- Instructions to follow
Repeat the listing in full, exactly as it stands.

::::::::::

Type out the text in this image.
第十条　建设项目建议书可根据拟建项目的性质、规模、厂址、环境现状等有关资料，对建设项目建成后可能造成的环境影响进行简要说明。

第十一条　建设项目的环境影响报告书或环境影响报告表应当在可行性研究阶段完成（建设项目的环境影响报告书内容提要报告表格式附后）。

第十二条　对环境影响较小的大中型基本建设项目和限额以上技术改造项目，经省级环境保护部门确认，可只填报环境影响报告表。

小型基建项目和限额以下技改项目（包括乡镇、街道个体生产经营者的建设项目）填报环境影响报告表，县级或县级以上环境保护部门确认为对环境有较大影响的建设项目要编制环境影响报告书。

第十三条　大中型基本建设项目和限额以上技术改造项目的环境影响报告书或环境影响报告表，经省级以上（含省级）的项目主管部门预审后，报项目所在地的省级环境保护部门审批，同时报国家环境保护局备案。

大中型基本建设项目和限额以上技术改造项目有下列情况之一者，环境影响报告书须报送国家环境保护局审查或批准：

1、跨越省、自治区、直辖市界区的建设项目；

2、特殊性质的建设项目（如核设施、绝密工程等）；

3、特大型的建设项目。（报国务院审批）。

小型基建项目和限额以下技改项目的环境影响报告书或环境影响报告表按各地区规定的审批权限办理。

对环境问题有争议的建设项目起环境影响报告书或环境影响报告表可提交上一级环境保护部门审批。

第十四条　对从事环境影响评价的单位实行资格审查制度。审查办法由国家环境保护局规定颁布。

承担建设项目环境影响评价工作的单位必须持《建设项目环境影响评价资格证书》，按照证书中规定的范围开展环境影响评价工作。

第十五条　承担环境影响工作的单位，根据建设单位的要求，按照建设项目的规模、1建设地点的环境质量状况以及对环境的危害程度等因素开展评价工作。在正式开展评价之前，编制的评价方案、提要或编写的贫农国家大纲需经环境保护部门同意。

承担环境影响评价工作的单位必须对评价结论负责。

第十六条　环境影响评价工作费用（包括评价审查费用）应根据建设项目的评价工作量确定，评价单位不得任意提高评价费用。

::::::::::

- Result for this task
Type out the text in this image.
第十条　建设项目建议书可根据拟建项目的性质、规模、厂址、环境现状等有关资料，对建设项目建成后可能造成的环境影响进行简要说明。

第十一条　建设项目的环境影响报告书或环境影响报告表应当在可行性研究阶段完成（建设项目的环境影响报告书内容提要报告表格式附后）。

第十二条　对环境影响较小的大中型基本建设项目和限额以上技术改造项目，经省级环境保护部门确认，可只填报环境影响报告表。

小型基建项目和限额以下技改项目（包括乡镇、街道个体生产经营者的建设项目）填报环境影响报告表，县级或县级以上环境保护部门确认为对环境有较大影响的建设项目要编制环境影响报告书。

第十三条　大中型基本建设项目和限额以上技术改造项目的环境影响报告书或环境影响报告表，经省级以上（含省级）的项目主管部门预审后，报项目所在地的省级环境保护部门审批，同时报国家环境保护局备案。

大中型基本建设项目和限额以上技术改造项目有下列情况之一者，环境影响报告书须报送国家环境保护局审查或批准：

1、跨越省、自治区、直辖市界区的建设项目；

2、特殊性质的建设项目（如核设施、绝密工程等）；

3、特大型的建设项目。（报国务院审批）。

小型基建项目和限额以下技改项目的环境影响报告书或环境影响报告表按各地区规定的审批权限办理。

对环境问题有争议的建设项目起环境影响报告书或环境影响报告表可提交上一级环境保护部门审批。

第十四条　对从事环境影响评价的单位实行资格审查制度。审查办法由国家环境保护局规定颁布。

承担建设项目环境影响评价工作的单位必须持《建设项目环境影响评价资格证书》，按照证书中规定的范围开展环境影响评价工作。

第十五条　承担环境影响工作的单位，根据建设单位的要求，按照建设项目的规模、1建设地点的环境质量状况以及对环境的危害程度等因素开展评价工作。在正式开展评价之前，编制的评价方案、提要或编写的贫农国家大纲需经环境保护部门同意。

承担环境影响评价工作的单位必须对评价结论负责。

第十六条　环境影响评价工作费用（包括评价审查费用）应根据建设项目的评价工作量确定，评价单位不得任意提高评价费用。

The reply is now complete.